[Stated exercise] Repeat the listing exactly as given, omitting every image.

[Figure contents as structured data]

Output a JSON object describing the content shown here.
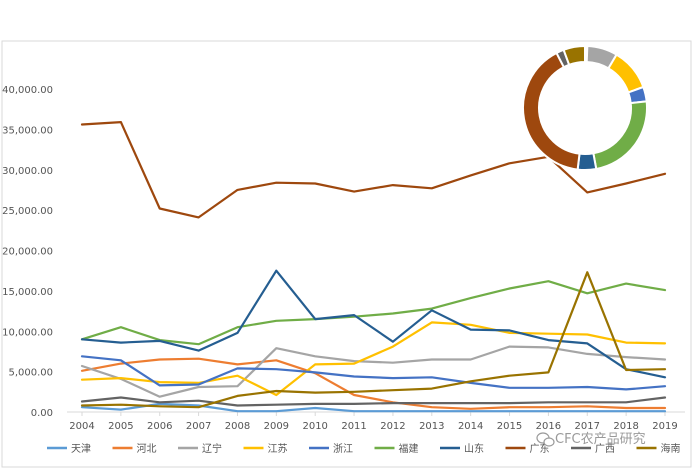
{
  "watermark": "CFC农产品研究",
  "chart_data": [
    {
      "type": "line",
      "x": [
        "2004",
        "2005",
        "2006",
        "2007",
        "2008",
        "2009",
        "2010",
        "2011",
        "2012",
        "2013",
        "2014",
        "2015",
        "2016",
        "2017",
        "2018",
        "2019"
      ],
      "y_ticks": [
        "0.00",
        "5,000.00",
        "10,000.00",
        "15,000.00",
        "20,000.00",
        "25,000.00",
        "30,000.00",
        "35,000.00",
        "40,000.00"
      ],
      "ylim": [
        0,
        40000
      ],
      "grid": false,
      "legend": "bottom",
      "series": [
        {
          "name": "天津",
          "color": "#5B9BD5",
          "values": [
            600,
            300,
            1000,
            800,
            100,
            100,
            500,
            100,
            100,
            100,
            100,
            100,
            100,
            100,
            100,
            100
          ]
        },
        {
          "name": "河北",
          "color": "#ED7D31",
          "values": [
            5100,
            6000,
            6500,
            6600,
            5900,
            6400,
            4800,
            2100,
            1200,
            600,
            400,
            600,
            600,
            700,
            500,
            500
          ]
        },
        {
          "name": "辽宁",
          "color": "#A5A5A5",
          "values": [
            5700,
            4100,
            1900,
            3100,
            3200,
            7900,
            6900,
            6300,
            6100,
            6500,
            6500,
            8100,
            8000,
            7200,
            6800,
            6500
          ]
        },
        {
          "name": "江苏",
          "color": "#FFC000",
          "values": [
            4000,
            4200,
            3700,
            3600,
            4500,
            2100,
            5900,
            6000,
            8100,
            11100,
            10800,
            9800,
            9700,
            9600,
            8600,
            8500
          ]
        },
        {
          "name": "浙江",
          "color": "#4472C4",
          "values": [
            6900,
            6400,
            3300,
            3400,
            5400,
            5300,
            4900,
            4400,
            4200,
            4300,
            3600,
            3000,
            3000,
            3100,
            2800,
            3200
          ]
        },
        {
          "name": "福建",
          "color": "#70AD47",
          "values": [
            9000,
            10500,
            8900,
            8400,
            10500,
            11300,
            11500,
            11800,
            12200,
            12800,
            14100,
            15300,
            16200,
            14700,
            15900,
            15100
          ]
        },
        {
          "name": "山东",
          "color": "#255E91",
          "values": [
            9000,
            8600,
            8800,
            7600,
            9800,
            17500,
            11500,
            12000,
            8700,
            12600,
            10200,
            10100,
            8900,
            8500,
            5300,
            4300
          ]
        },
        {
          "name": "广东",
          "color": "#9E480E",
          "values": [
            35600,
            35900,
            25200,
            24100,
            27500,
            28400,
            28300,
            27300,
            28100,
            27700,
            29300,
            30800,
            31600,
            27200,
            28300,
            29500
          ]
        },
        {
          "name": "广西",
          "color": "#636363",
          "values": [
            1300,
            1800,
            1200,
            1400,
            800,
            900,
            1000,
            1000,
            1100,
            1100,
            1100,
            1100,
            1200,
            1200,
            1200,
            1800
          ]
        },
        {
          "name": "海南",
          "color": "#997300",
          "values": [
            800,
            900,
            700,
            600,
            2000,
            2600,
            2400,
            2500,
            2700,
            2900,
            3800,
            4500,
            4900,
            17300,
            5200,
            5300
          ]
        }
      ]
    },
    {
      "type": "pie",
      "style": "donut",
      "slices": [
        {
          "name": "天津",
          "color": "#5B9BD5",
          "value": 0.3
        },
        {
          "name": "河北",
          "color": "#ED7D31",
          "value": 0.3
        },
        {
          "name": "辽宁",
          "color": "#A5A5A5",
          "value": 7.9
        },
        {
          "name": "江苏",
          "color": "#FFC000",
          "value": 11.0
        },
        {
          "name": "浙江",
          "color": "#4472C4",
          "value": 3.8
        },
        {
          "name": "福建",
          "color": "#70AD47",
          "value": 23.8
        },
        {
          "name": "山东",
          "color": "#255E91",
          "value": 4.8
        },
        {
          "name": "广东",
          "color": "#9E480E",
          "value": 40.5
        },
        {
          "name": "广西",
          "color": "#636363",
          "value": 2.0
        },
        {
          "name": "海南",
          "color": "#997300",
          "value": 5.6
        }
      ]
    }
  ]
}
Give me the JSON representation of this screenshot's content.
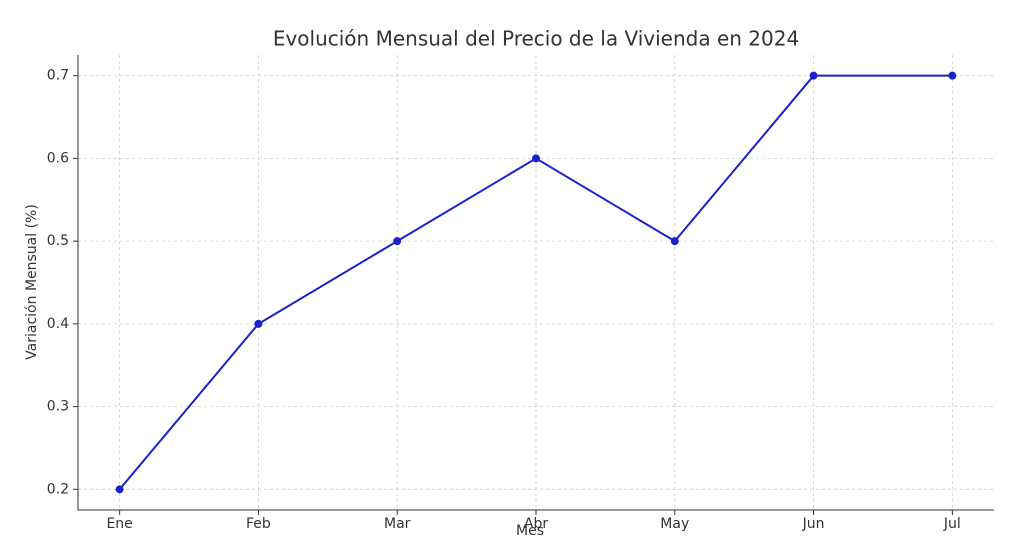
{
  "chart_data": {
    "type": "line",
    "title": "Evolución Mensual del Precio de la Vivienda en 2024",
    "xlabel": "Mes",
    "ylabel": "Variación Mensual (%)",
    "categories": [
      "Ene",
      "Feb",
      "Mar",
      "Abr",
      "May",
      "Jun",
      "Jul"
    ],
    "series": [
      {
        "name": "Variación Mensual",
        "color": "#1a22c8",
        "values": [
          0.2,
          0.4,
          0.5,
          0.6,
          0.5,
          0.7,
          0.7
        ]
      }
    ],
    "ylim": [
      0.175,
      0.725
    ],
    "yticks": [
      0.2,
      0.3,
      0.4,
      0.5,
      0.6,
      0.7
    ],
    "grid": true
  }
}
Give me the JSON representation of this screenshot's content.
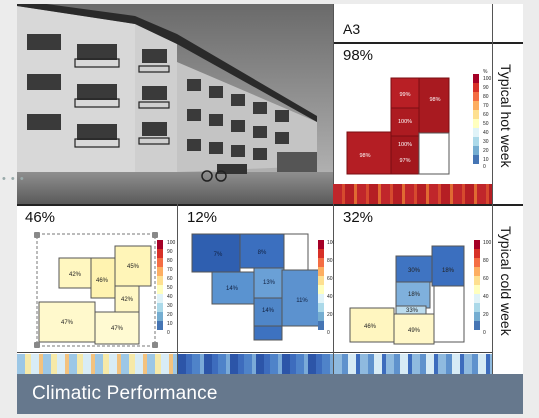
{
  "footer": {
    "title": "Climatic Performance"
  },
  "figure": {
    "header_label": "A3",
    "hot_week_label": "Typical hot week",
    "cold_week_label": "Typical cold week",
    "hot_plan": {
      "percent": "98%",
      "rooms": [
        "99%",
        "98%",
        "100%",
        "100%",
        "98%",
        "97%"
      ]
    },
    "cold_plans": [
      {
        "percent": "46%",
        "rooms": [
          "42%",
          "46%",
          "45%",
          "42%",
          "47%",
          "47%"
        ]
      },
      {
        "percent": "12%",
        "rooms": [
          "7%",
          "8%",
          "13%",
          "14%",
          "14%",
          "11%"
        ]
      },
      {
        "percent": "32%",
        "rooms": [
          "30%",
          "18%",
          "18%",
          "33%",
          "46%",
          "49%"
        ]
      }
    ],
    "scale_labels": [
      "%",
      "100",
      "90",
      "80",
      "70",
      "60",
      "50",
      "40",
      "30",
      "20",
      "10",
      "0"
    ]
  },
  "colors": {
    "footer_bg": "#66788d",
    "hot": "#b01c22",
    "cold_blue": "#3b6fbf",
    "mild": "#fff2b8"
  },
  "icons": [
    "photo-building"
  ]
}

[Finished exercise]
Output a JSON object describing the content shown here.
{
  "watermark": "CFC农产品研究",
  "chart_data": [
    {
      "type": "line",
      "x": [
        "2004",
        "2005",
        "2006",
        "2007",
        "2008",
        "2009",
        "2010",
        "2011",
        "2012",
        "2013",
        "2014",
        "2015",
        "2016",
        "2017",
        "2018",
        "2019"
      ],
      "y_ticks": [
        "0.00",
        "5,000.00",
        "10,000.00",
        "15,000.00",
        "20,000.00",
        "25,000.00",
        "30,000.00",
        "35,000.00",
        "40,000.00"
      ],
      "ylim": [
        0,
        40000
      ],
      "grid": false,
      "legend": "bottom",
      "series": [
        {
          "name": "天津",
          "color": "#5B9BD5",
          "values": [
            600,
            300,
            1000,
            800,
            100,
            100,
            500,
            100,
            100,
            100,
            100,
            100,
            100,
            100,
            100,
            100
          ]
        },
        {
          "name": "河北",
          "color": "#ED7D31",
          "values": [
            5100,
            6000,
            6500,
            6600,
            5900,
            6400,
            4800,
            2100,
            1200,
            600,
            400,
            600,
            600,
            700,
            500,
            500
          ]
        },
        {
          "name": "辽宁",
          "color": "#A5A5A5",
          "values": [
            5700,
            4100,
            1900,
            3100,
            3200,
            7900,
            6900,
            6300,
            6100,
            6500,
            6500,
            8100,
            8000,
            7200,
            6800,
            6500
          ]
        },
        {
          "name": "江苏",
          "color": "#FFC000",
          "values": [
            4000,
            4200,
            3700,
            3600,
            4500,
            2100,
            5900,
            6000,
            8100,
            11100,
            10800,
            9800,
            9700,
            9600,
            8600,
            8500
          ]
        },
        {
          "name": "浙江",
          "color": "#4472C4",
          "values": [
            6900,
            6400,
            3300,
            3400,
            5400,
            5300,
            4900,
            4400,
            4200,
            4300,
            3600,
            3000,
            3000,
            3100,
            2800,
            3200
          ]
        },
        {
          "name": "福建",
          "color": "#70AD47",
          "values": [
            9000,
            10500,
            8900,
            8400,
            10500,
            11300,
            11500,
            11800,
            12200,
            12800,
            14100,
            15300,
            16200,
            14700,
            15900,
            15100
          ]
        },
        {
          "name": "山东",
          "color": "#255E91",
          "values": [
            9000,
            8600,
            8800,
            7600,
            9800,
            17500,
            11500,
            12000,
            8700,
            12600,
            10200,
            10100,
            8900,
            8500,
            5300,
            4300
          ]
        },
        {
          "name": "广东",
          "color": "#9E480E",
          "values": [
            35600,
            35900,
            25200,
            24100,
            27500,
            28400,
            28300,
            27300,
            28100,
            27700,
            29300,
            30800,
            31600,
            27200,
            28300,
            29500
          ]
        },
        {
          "name": "广西",
          "color": "#636363",
          "values": [
            1300,
            1800,
            1200,
            1400,
            800,
            900,
            1000,
            1000,
            1100,
            1100,
            1100,
            1100,
            1200,
            1200,
            1200,
            1800
          ]
        },
        {
          "name": "海南",
          "color": "#997300",
          "values": [
            800,
            900,
            700,
            600,
            2000,
            2600,
            2400,
            2500,
            2700,
            2900,
            3800,
            4500,
            4900,
            17300,
            5200,
            5300
          ]
        }
      ]
    },
    {
      "type": "pie",
      "style": "donut",
      "slices": [
        {
          "name": "天津",
          "color": "#5B9BD5",
          "value": 0.3
        },
        {
          "name": "河北",
          "color": "#ED7D31",
          "value": 0.3
        },
        {
          "name": "辽宁",
          "color": "#A5A5A5",
          "value": 7.9
        },
        {
          "name": "江苏",
          "color": "#FFC000",
          "value": 11.0
        },
        {
          "name": "浙江",
          "color": "#4472C4",
          "value": 3.8
        },
        {
          "name": "福建",
          "color": "#70AD47",
          "value": 23.8
        },
        {
          "name": "山东",
          "color": "#255E91",
          "value": 4.8
        },
        {
          "name": "广东",
          "color": "#9E480E",
          "value": 40.5
        },
        {
          "name": "广西",
          "color": "#636363",
          "value": 2.0
        },
        {
          "name": "海南",
          "color": "#997300",
          "value": 5.6
        }
      ]
    }
  ]
}
Give me the JSON representation of this screenshot's content.
{
  "chart_data": {
    "type": "line",
    "title": "Evolución Mensual del Precio de la Vivienda en 2024",
    "xlabel": "Mes",
    "ylabel": "Variación Mensual (%)",
    "categories": [
      "Ene",
      "Feb",
      "Mar",
      "Abr",
      "May",
      "Jun",
      "Jul"
    ],
    "series": [
      {
        "name": "Variación Mensual",
        "color": "#1a22c8",
        "values": [
          0.2,
          0.4,
          0.5,
          0.6,
          0.5,
          0.7,
          0.7
        ]
      }
    ],
    "ylim": [
      0.175,
      0.725
    ],
    "yticks": [
      0.2,
      0.3,
      0.4,
      0.5,
      0.6,
      0.7
    ],
    "grid": true
  }
}
Give me the JSON representation of this screenshot's content.
{
  "footer": {
    "title": "Climatic Performance"
  },
  "figure": {
    "header_label": "A3",
    "hot_week_label": "Typical hot week",
    "cold_week_label": "Typical cold week",
    "hot_plan": {
      "percent": "98%",
      "rooms": [
        "99%",
        "98%",
        "100%",
        "100%",
        "98%",
        "97%"
      ]
    },
    "cold_plans": [
      {
        "percent": "46%",
        "rooms": [
          "42%",
          "46%",
          "45%",
          "42%",
          "47%",
          "47%"
        ]
      },
      {
        "percent": "12%",
        "rooms": [
          "7%",
          "8%",
          "13%",
          "14%",
          "14%",
          "11%"
        ]
      },
      {
        "percent": "32%",
        "rooms": [
          "30%",
          "18%",
          "18%",
          "33%",
          "46%",
          "49%"
        ]
      }
    ],
    "scale_labels": [
      "%",
      "100",
      "90",
      "80",
      "70",
      "60",
      "50",
      "40",
      "30",
      "20",
      "10",
      "0"
    ]
  },
  "colors": {
    "footer_bg": "#66788d",
    "hot": "#b01c22",
    "cold_blue": "#3b6fbf",
    "mild": "#fff2b8"
  },
  "icons": [
    "photo-building"
  ]
}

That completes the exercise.